Ihre Anweisungen — Ändern Sie in der folgenden Auflistung jedes „ARTÍCULOS“ in „DETERMINANTES“ und geben Sie alle Zeilen ansonsten unverändert wieder. Lassen Sie die Bilder in Ihrer Antwort weg.

Bereitgestellte Daten —
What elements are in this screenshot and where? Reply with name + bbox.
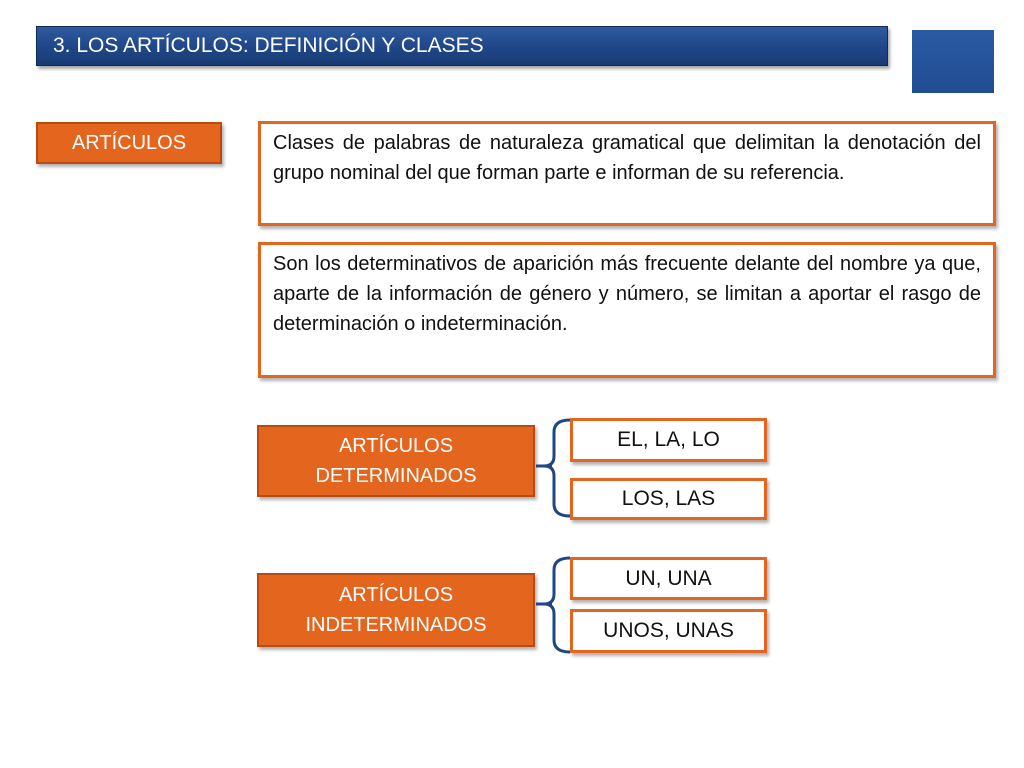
indeterminados-item-1 <box>570 557 767 600</box>
description-text: Son los determinativos de aparición más frecuente delante del nombre ya que, aparte de la información de género y número, se limitan a aportar el rasgo de determinación o indeterminación. <box>273 253 981 335</box>
articulos-label-text: ARTÍCULOS <box>71 132 187 154</box>
indeterminados-label-line2: INDETERMINADOS <box>305 614 487 636</box>
description-box <box>258 242 996 378</box>
corner-decoration <box>912 30 994 93</box>
determinados-label-line2: DETERMINADOS <box>315 465 477 487</box>
indeterminados-item-2 <box>570 609 767 653</box>
indeterminados-item-2-text: UNOS, UNAS <box>603 619 734 642</box>
definition-box <box>258 121 996 226</box>
determinados-item-2 <box>570 478 767 520</box>
determinados-label-line1: ARTÍCULOS <box>338 435 454 457</box>
determinados-item-1-text: EL, LA, LO <box>617 428 720 451</box>
slide-title: 3. LOS ARTÍCULOS: DEFINICIÓN Y CLASES <box>36 26 888 66</box>
determinados-brace <box>536 418 572 518</box>
indeterminados-item-1-text: UN, UNA <box>625 566 712 590</box>
articulos-label <box>36 122 222 164</box>
determinados-label <box>257 425 535 497</box>
definition-text: Clases de palabras de naturaleza gramatical que delimitan la denotación del grupo nominal del que forman parte e informan de su referencia. <box>273 132 981 184</box>
determinados-item-2-text: LOS, LAS <box>621 487 716 510</box>
indeterminados-label-line1: ARTÍCULOS <box>338 584 454 606</box>
determinados-item-1 <box>570 418 767 462</box>
indeterminados-brace <box>536 556 572 654</box>
indeterminados-label <box>257 573 535 647</box>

Lösung der Aufgabe —
What elements are in this screenshot and where? Reply with name + bbox.
indeterminados-item-1 <box>570 557 767 600</box>
description-text: Son los determinativos de aparición más frecuente delante del nombre ya que, aparte de la información de género y número, se limitan a aportar el rasgo de determinación o indeterminación. <box>273 253 981 335</box>
articulos-label-text: DETERMINANTES <box>71 132 187 154</box>
indeterminados-label-line2: INDETERMINADOS <box>305 614 487 636</box>
description-box <box>258 242 996 378</box>
corner-decoration <box>912 30 994 93</box>
determinados-label-line2: DETERMINADOS <box>315 465 477 487</box>
indeterminados-item-2 <box>570 609 767 653</box>
indeterminados-item-2-text: UNOS, UNAS <box>603 619 734 642</box>
definition-box <box>258 121 996 226</box>
determinados-item-2 <box>570 478 767 520</box>
determinados-label-line1: DETERMINANTES <box>338 435 454 457</box>
determinados-item-1-text: EL, LA, LO <box>617 428 720 451</box>
slide-title: 3. LOS DETERMINANTES: DEFINICIÓN Y CLASES <box>36 26 888 66</box>
determinados-brace <box>536 418 572 518</box>
indeterminados-item-1-text: UN, UNA <box>625 566 712 590</box>
articulos-label <box>36 122 222 164</box>
determinados-label <box>257 425 535 497</box>
definition-text: Clases de palabras de naturaleza gramatical que delimitan la denotación del grupo nominal del que forman parte e informan de su referencia. <box>273 132 981 184</box>
determinados-item-2-text: LOS, LAS <box>621 487 716 510</box>
indeterminados-label-line1: DETERMINANTES <box>338 584 454 606</box>
determinados-item-1 <box>570 418 767 462</box>
indeterminados-brace <box>536 556 572 654</box>
indeterminados-label <box>257 573 535 647</box>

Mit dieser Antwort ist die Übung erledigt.